- _GIVEN DATA_
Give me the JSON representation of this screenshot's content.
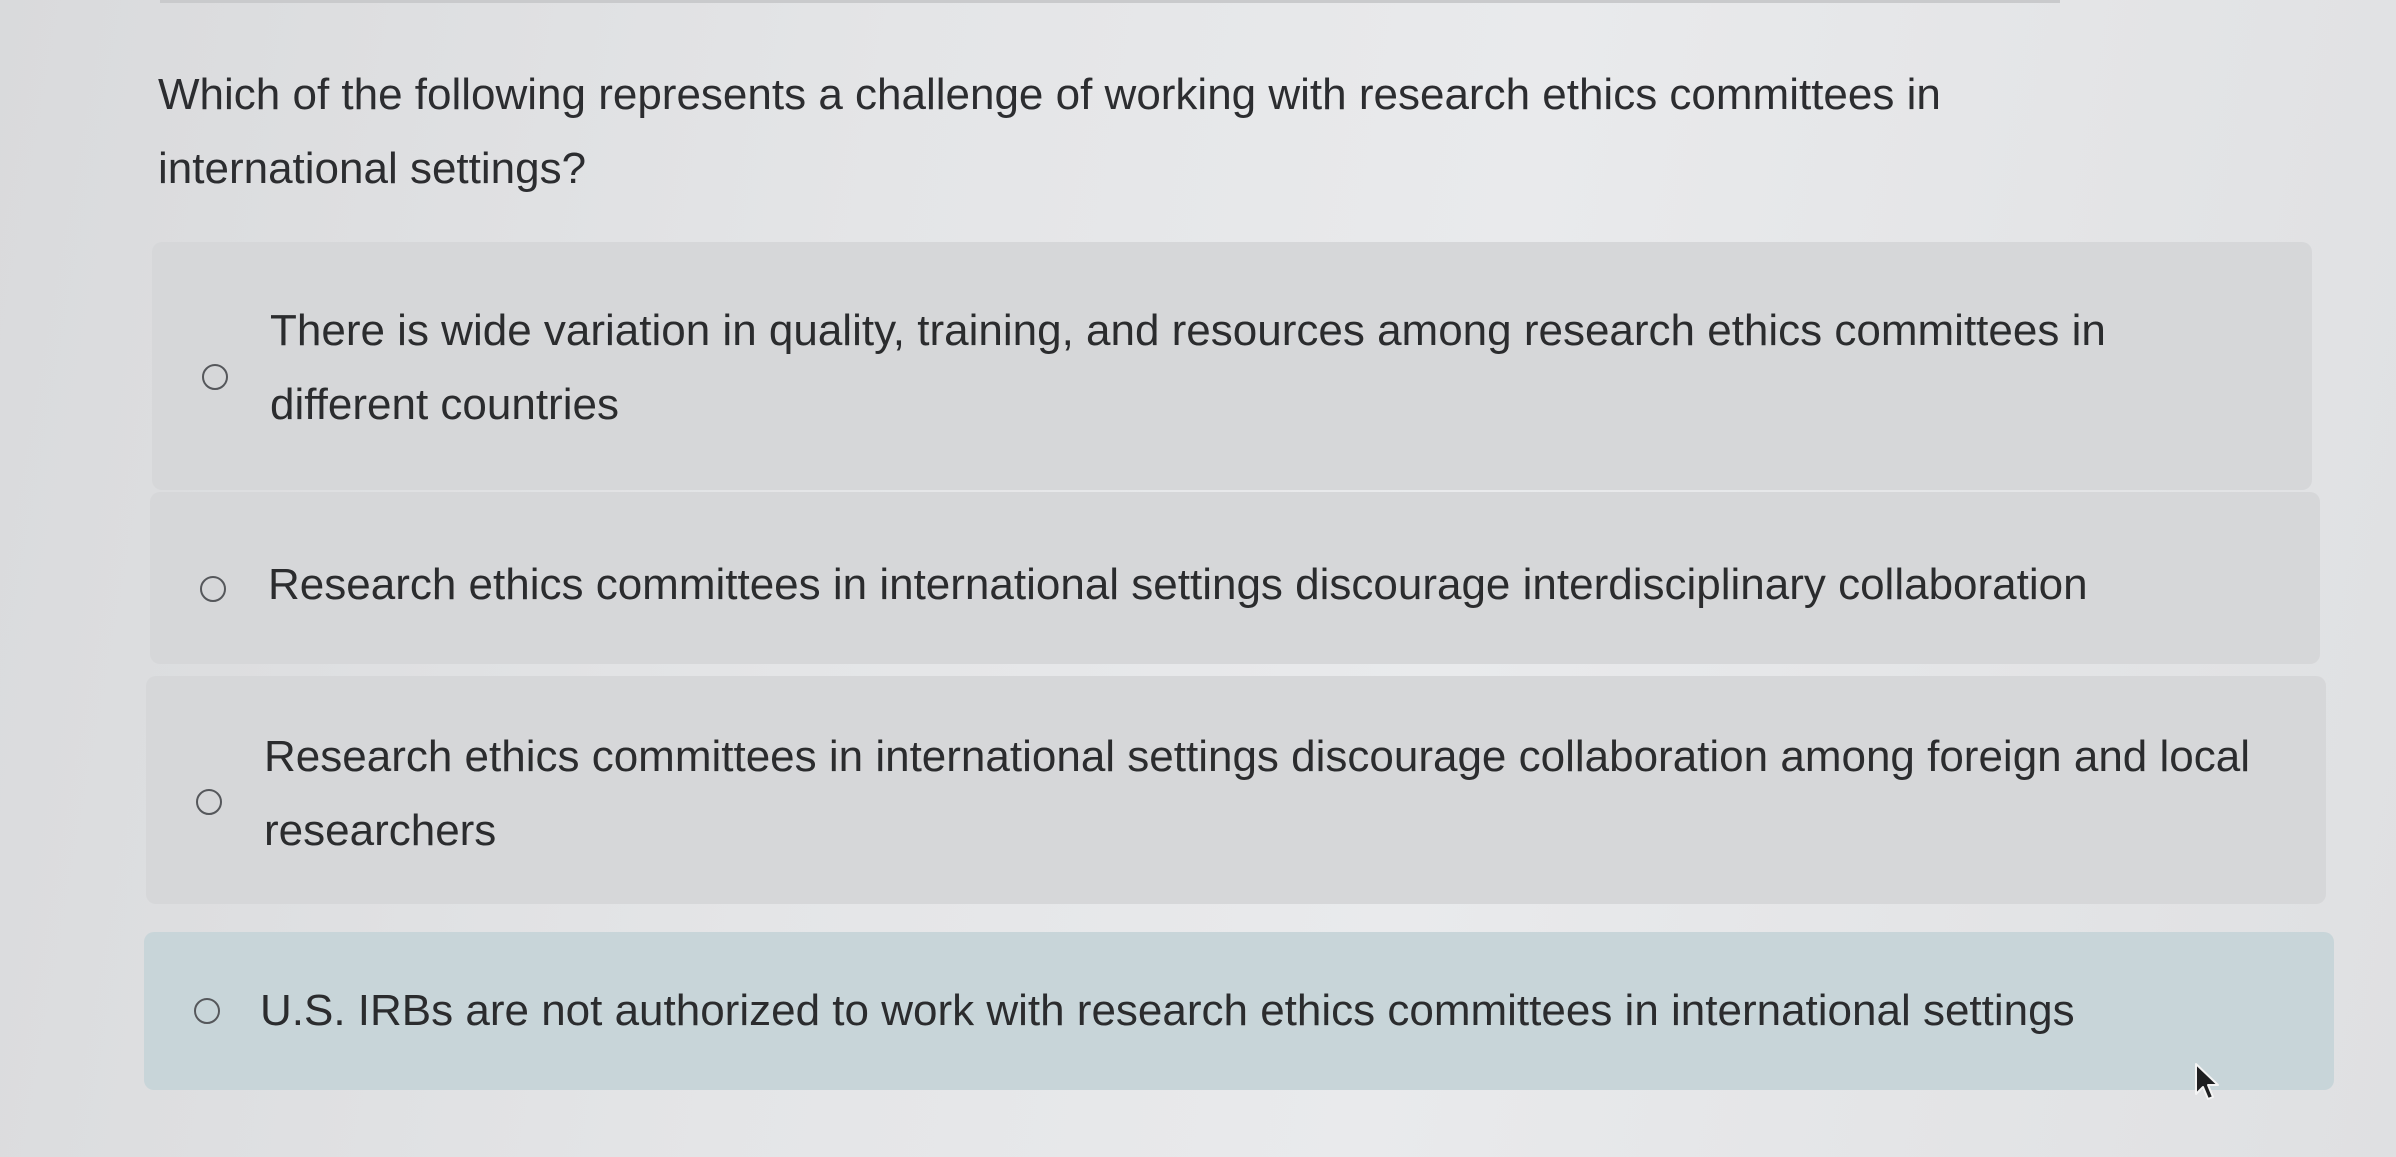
{
  "question": {
    "text": "Which of the following represents a challenge of working with research ethics committees in international settings?"
  },
  "options": [
    {
      "label": "There is wide variation in quality, training, and resources among research ethics committees in different countries",
      "selected": false
    },
    {
      "label": "Research ethics committees in international settings discourage interdisciplinary collaboration",
      "selected": false
    },
    {
      "label": "Research ethics committees in international settings discourage collaboration among foreign and local researchers",
      "selected": false
    },
    {
      "label": "U.S. IRBs are not authorized to work with research ethics committees in international settings",
      "selected": false
    }
  ],
  "colors": {
    "option_background": "#d6d7d9",
    "option_hover_background": "#c8d5d9",
    "text": "#2b2c2e"
  },
  "icons": {
    "radio": "radio-unchecked-icon",
    "pointer": "mouse-pointer-icon"
  }
}
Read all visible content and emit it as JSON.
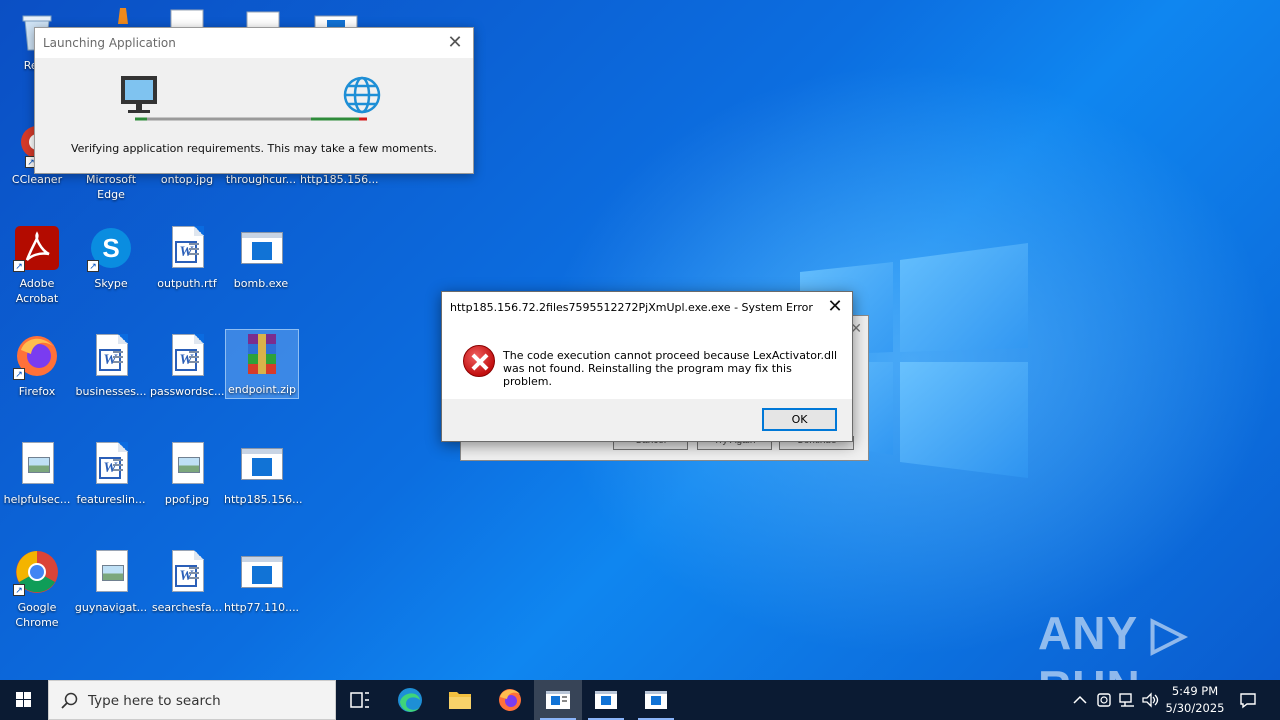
{
  "desktop": {
    "icons": [
      {
        "label": "Recy"
      },
      {
        "label": "CCleaner"
      },
      {
        "label": "Microsoft Edge"
      },
      {
        "label": "ontop.jpg"
      },
      {
        "label": "throughcur..."
      },
      {
        "label": "http185.156..."
      },
      {
        "label": "Adobe Acrobat"
      },
      {
        "label": "Skype"
      },
      {
        "label": "outputh.rtf"
      },
      {
        "label": "bomb.exe"
      },
      {
        "label": "Firefox"
      },
      {
        "label": "businesses..."
      },
      {
        "label": "passwordsc..."
      },
      {
        "label": "endpoint.zip"
      },
      {
        "label": "helpfulsec..."
      },
      {
        "label": "featureslin..."
      },
      {
        "label": "ppof.jpg"
      },
      {
        "label": "http185.156..."
      },
      {
        "label": "Google Chrome"
      },
      {
        "label": "guynavigat..."
      },
      {
        "label": "searchesfa..."
      },
      {
        "label": "http77.110...."
      }
    ]
  },
  "launch_dialog": {
    "title": "Launching Application",
    "message": "Verifying application requirements. This may take a few moments."
  },
  "back_dialog": {
    "buttons": [
      "Cancel",
      "Try Again",
      "Continue"
    ]
  },
  "error_dialog": {
    "title": "http185.156.72.2files7595512272PjXmUpl.exe.exe - System Error",
    "message_line1": "The code execution cannot proceed because LexActivator.dll",
    "message_line2": "was not found. Reinstalling the program may fix this problem.",
    "ok_label": "OK"
  },
  "watermark": "ANY ▷ RUN",
  "taskbar": {
    "search_placeholder": "Type here to search",
    "time": "5:49 PM",
    "date": "5/30/2025"
  }
}
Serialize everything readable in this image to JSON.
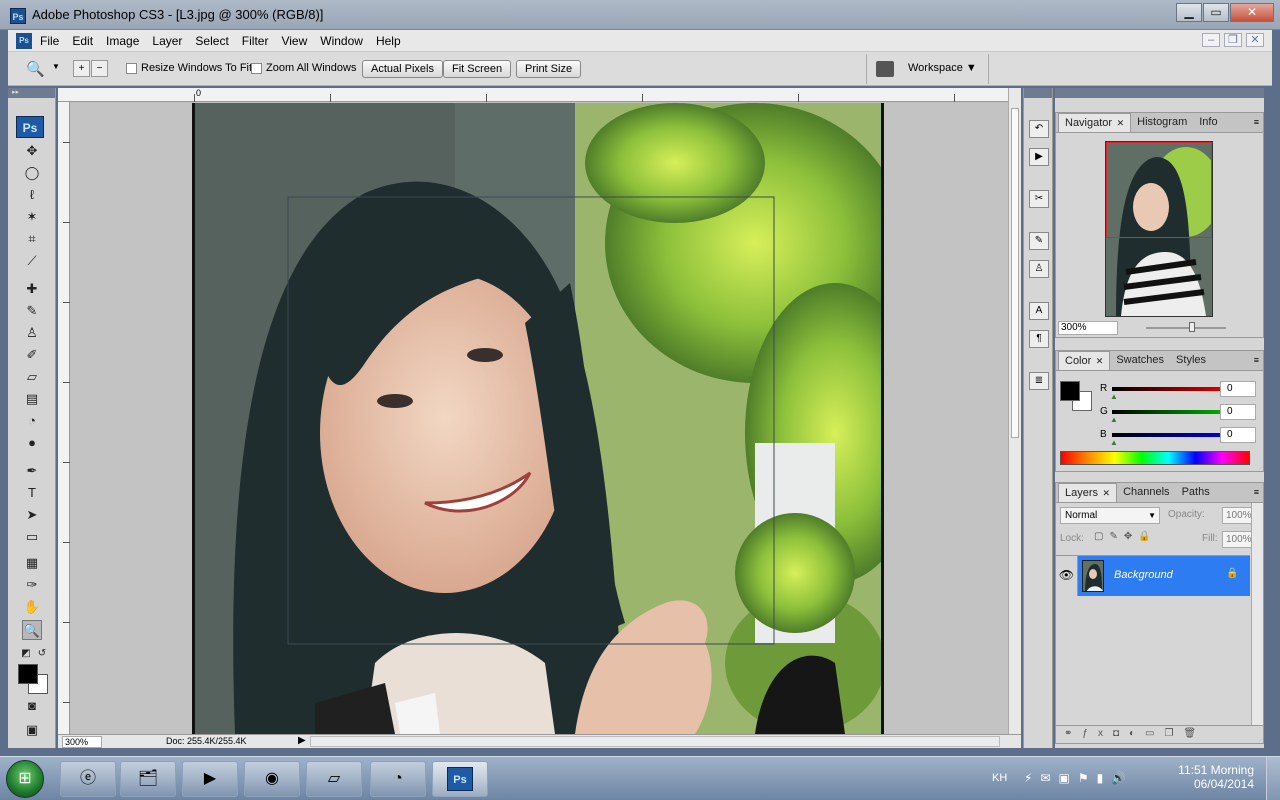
{
  "window": {
    "title": "Adobe Photoshop CS3 - [L3.jpg @ 300% (RGB/8)]",
    "controls": {
      "minimize": "▁",
      "maximize": "▭",
      "close": "✕"
    }
  },
  "menubar": {
    "items": [
      "File",
      "Edit",
      "Image",
      "Layer",
      "Select",
      "Filter",
      "View",
      "Window",
      "Help"
    ],
    "doc_controls": [
      "–",
      "❐",
      "✕"
    ]
  },
  "options_bar": {
    "tool_icon": "zoom-icon",
    "resize_windows": {
      "label": "Resize Windows To Fit",
      "checked": false
    },
    "zoom_all": {
      "label": "Zoom All Windows",
      "checked": false
    },
    "buttons": [
      "Actual Pixels",
      "Fit Screen",
      "Print Size"
    ],
    "workspace": "Workspace ▼"
  },
  "document": {
    "ruler_zero": "0",
    "status": {
      "zoom": "300%",
      "doc_size": "Doc: 255.4K/255.4K"
    }
  },
  "navigator": {
    "tabs": [
      {
        "label": "Navigator",
        "active": true
      },
      {
        "label": "Histogram",
        "active": false
      },
      {
        "label": "Info",
        "active": false
      }
    ],
    "zoom": "300%"
  },
  "color_panel": {
    "tabs": [
      {
        "label": "Color",
        "active": true
      },
      {
        "label": "Swatches",
        "active": false
      },
      {
        "label": "Styles",
        "active": false
      }
    ],
    "sliders": [
      {
        "label": "R",
        "value": "0",
        "color": "#e00000"
      },
      {
        "label": "G",
        "value": "0",
        "color": "#00b000"
      },
      {
        "label": "B",
        "value": "0",
        "color": "#0000e0"
      }
    ]
  },
  "layers_panel": {
    "tabs": [
      {
        "label": "Layers",
        "active": true
      },
      {
        "label": "Channels",
        "active": false
      },
      {
        "label": "Paths",
        "active": false
      }
    ],
    "blend_mode": "Normal",
    "opacity_label": "Opacity:",
    "opacity": "100%",
    "lock_label": "Lock:",
    "fill_label": "Fill:",
    "fill": "100%",
    "layers": [
      {
        "name": "Background",
        "locked": true,
        "visible": true
      }
    ]
  },
  "taskbar": {
    "apps": [
      "internet-explorer",
      "file-explorer",
      "media-player",
      "firefox",
      "app-window",
      "presentation",
      "photoshop"
    ],
    "language": "KH",
    "clock_time": "11:51 Morning",
    "clock_date": "06/04/2014"
  }
}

- _GOAL_
Which lines hold the word "collaboration"? Copy all of them.

- _ANSWER TO THE TASK_
      "label": "Research ethics committees in international settings discourage interdisciplinary collaboration",
      "label": "Research ethics committees in international settings discourage collaboration among foreign and local researchers",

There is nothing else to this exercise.